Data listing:
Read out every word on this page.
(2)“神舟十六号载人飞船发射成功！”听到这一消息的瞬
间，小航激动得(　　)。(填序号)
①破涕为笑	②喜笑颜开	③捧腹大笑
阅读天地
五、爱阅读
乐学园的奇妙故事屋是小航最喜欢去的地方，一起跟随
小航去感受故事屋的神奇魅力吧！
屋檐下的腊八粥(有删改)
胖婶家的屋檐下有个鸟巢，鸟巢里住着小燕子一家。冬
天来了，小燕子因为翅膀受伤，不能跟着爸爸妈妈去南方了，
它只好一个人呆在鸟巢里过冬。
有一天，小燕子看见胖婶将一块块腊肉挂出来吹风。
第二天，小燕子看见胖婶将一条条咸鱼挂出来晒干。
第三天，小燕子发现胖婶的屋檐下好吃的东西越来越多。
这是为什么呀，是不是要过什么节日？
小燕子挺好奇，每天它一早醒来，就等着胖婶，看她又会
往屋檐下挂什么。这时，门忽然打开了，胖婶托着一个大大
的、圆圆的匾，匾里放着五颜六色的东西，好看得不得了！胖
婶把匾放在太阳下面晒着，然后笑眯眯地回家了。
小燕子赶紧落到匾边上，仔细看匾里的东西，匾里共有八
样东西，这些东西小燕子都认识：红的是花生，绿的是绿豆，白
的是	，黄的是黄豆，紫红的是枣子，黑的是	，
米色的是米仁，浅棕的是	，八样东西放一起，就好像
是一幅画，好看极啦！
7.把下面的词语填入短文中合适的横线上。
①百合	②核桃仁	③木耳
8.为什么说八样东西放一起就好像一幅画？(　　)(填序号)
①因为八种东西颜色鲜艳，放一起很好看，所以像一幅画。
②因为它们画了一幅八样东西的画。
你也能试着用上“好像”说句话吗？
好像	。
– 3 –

TASK BRIEF: Please quote every record above exactly as it appears.

ANSWER BELOW:
Read out every word on this page.
(2)“神舟十六号载人飞船发射成功！”听到这一消息的瞬
间，小航激动得(　　)。(填序号)
①破涕为笑	②喜笑颜开	③捧腹大笑
阅读天地
五、爱阅读
乐学园的奇妙故事屋是小航最喜欢去的地方，一起跟随
小航去感受故事屋的神奇魅力吧！
屋檐下的腊八粥(有删改)
胖婶家的屋檐下有个鸟巢，鸟巢里住着小燕子一家。冬
天来了，小燕子因为翅膀受伤，不能跟着爸爸妈妈去南方了，
它只好一个人呆在鸟巢里过冬。
有一天，小燕子看见胖婶将一块块腊肉挂出来吹风。
第二天，小燕子看见胖婶将一条条咸鱼挂出来晒干。
第三天，小燕子发现胖婶的屋檐下好吃的东西越来越多。
这是为什么呀，是不是要过什么节日？
小燕子挺好奇，每天它一早醒来，就等着胖婶，看她又会
往屋檐下挂什么。这时，门忽然打开了，胖婶托着一个大大
的、圆圆的匾，匾里放着五颜六色的东西，好看得不得了！胖
婶把匾放在太阳下面晒着，然后笑眯眯地回家了。
小燕子赶紧落到匾边上，仔细看匾里的东西，匾里共有八
样东西，这些东西小燕子都认识：红的是花生，绿的是绿豆，白
的是	，黄的是黄豆，紫红的是枣子，黑的是	，
米色的是米仁，浅棕的是	，八样东西放一起，就好像
是一幅画，好看极啦！
7.把下面的词语填入短文中合适的横线上。
①百合	②核桃仁	③木耳
8.为什么说八样东西放一起就好像一幅画？(　　)(填序号)
①因为八种东西颜色鲜艳，放一起很好看，所以像一幅画。
②因为它们画了一幅八样东西的画。
你也能试着用上“好像”说句话吗？
好像	。
– 3 –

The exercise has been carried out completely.